> _Stated goal_: Identify every line in the records below that contains the word "ottomoottorien", and reproduce each one.

::: Input rows

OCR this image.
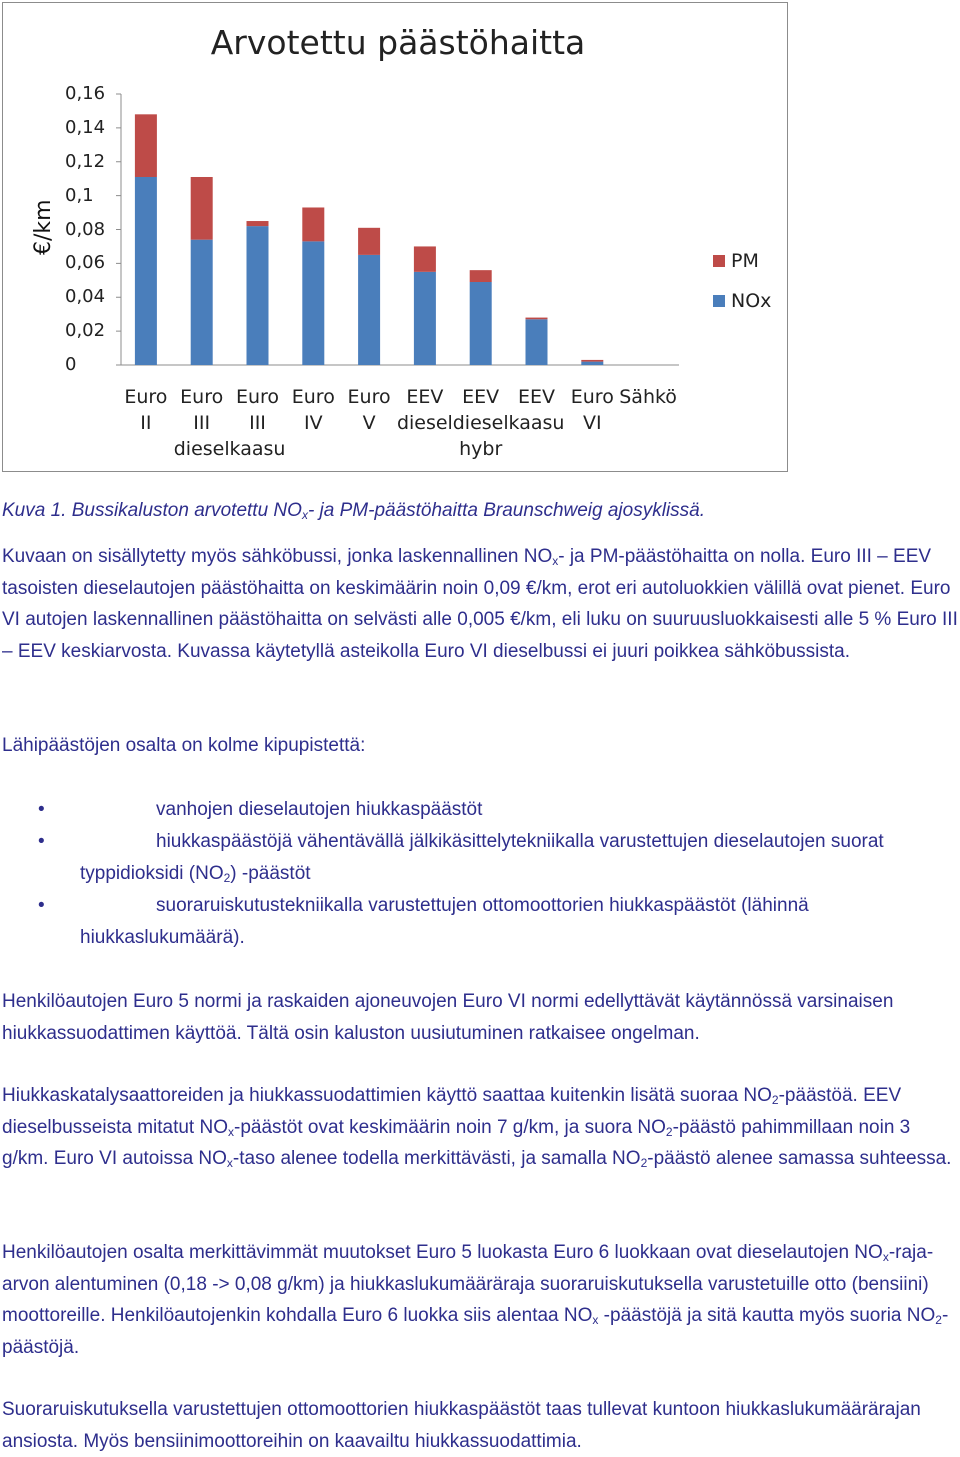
Arvotettu päästöhaitta
€/km
0,16
0,14
0,12
0,1
0,08
0,06
0,04
0,02
0
Euro
II
Euro
III
diesel
Euro
III
kaasu
Euro
IV
Euro
V
EEV
diesel
EEV
diesel
hybr
EEV
kaasu
Euro
VI
Sähkö
PM
NOx
Kuva 1. Bussikaluston arvotettu $NO_x-$ ja PM-päästöhaitta Braunschweig ajosyklissä.
Kuvaan on sisällytetty myös sähköbussi, jonka laskennallinen $NO_x-$ ja PM-päästöhaitta on nolla. Euro III – EEV tasoisten dieselautojen päästöhaitta on keskimäärin noin 0,09 €/km, erot eri autoluokkien välillä ovat pienet. Euro VI autojen laskennallinen päästöhaitta on selvästi alle 0,005 €/km, eli luku on suuruusluokkaisesti alle 5 % Euro III – EEV keskiarvosta. Kuvassa käytetyllä asteikolla Euro VI dieselbussi ei juuri poikkea sähköbussista.
Lähipäästöjen osalta on kolme kipupistettä:
•	vanhojen dieselautojen hiukkaspäästöt
•	hiukkaspäästöjä vähentävällä jälkikäsittelytekniikalla varustettujen dieselautojen suorat typpidioksidi $(NO_2)$ -päästöt
•	suoraruiskutustekniikalla varustettujen ottomoottorien hiukkaspäästöt (lähinnä hiukkaslukumäärä).
Henkilöautojen Euro 5 normi ja raskaiden ajoneuvojen Euro VI normi edellyttävät käytännössä varsinaisen hiukkassuodattimen käyttöä. Tältä osin kaluston uusiutuminen ratkaisee ongelman.
Hiukkaskatalysaattoreiden ja hiukkassuodattimien käyttö saattaa kuitenkin lisätä suoraa $NO_2$-päästöä. EEV dieselbusseista mitatut $NO_x$-päästöt ovat keskimäärin noin 7 g/km, ja suora $NO_2$-päästö pahimmillaan noin 3 g/km. Euro VI autoissa $NO_x$-taso alenee todella merkittävästi, ja samalla $NO_2$-päästö alenee samassa suhteessa.
Henkilöautojen osalta merkittävimmät muutokset Euro 5 luokasta Euro 6 luokkaan ovat dieselautojen $NO_x-raja$-arvon alentuminen (0,18 -> 0,08 g/km) ja hiukkaslukumääräraja suoraruiskutuksella varustetuille otto (bensiini) moottoreille. Henkilöautojenkin kohdalla Euro 6 luokka siis alentaa $NO_x$ -päästöjä ja sitä kautta myös suoria $NO_2$-päästöjä.
Suoraruiskutuksella varustettujen ottomoottorien hiukkaspäästöt taas tullevat kuntoon hiukkaslukumäärärajan ansiosta. Myös bensiinimoottoreihin on kaavailtu hiukkassuodattimia.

::::::

> _Right answer_:
•	suoraruiskutustekniikalla varustettujen ottomoottorien hiukkaspäästöt (lähinnä hiukkaslukumäärä).
Suoraruiskutuksella varustettujen ottomoottorien hiukkaspäästöt taas tullevat kuntoon hiukkaslukumäärärajan ansiosta. Myös bensiinimoottoreihin on kaavailtu hiukkassuodattimia.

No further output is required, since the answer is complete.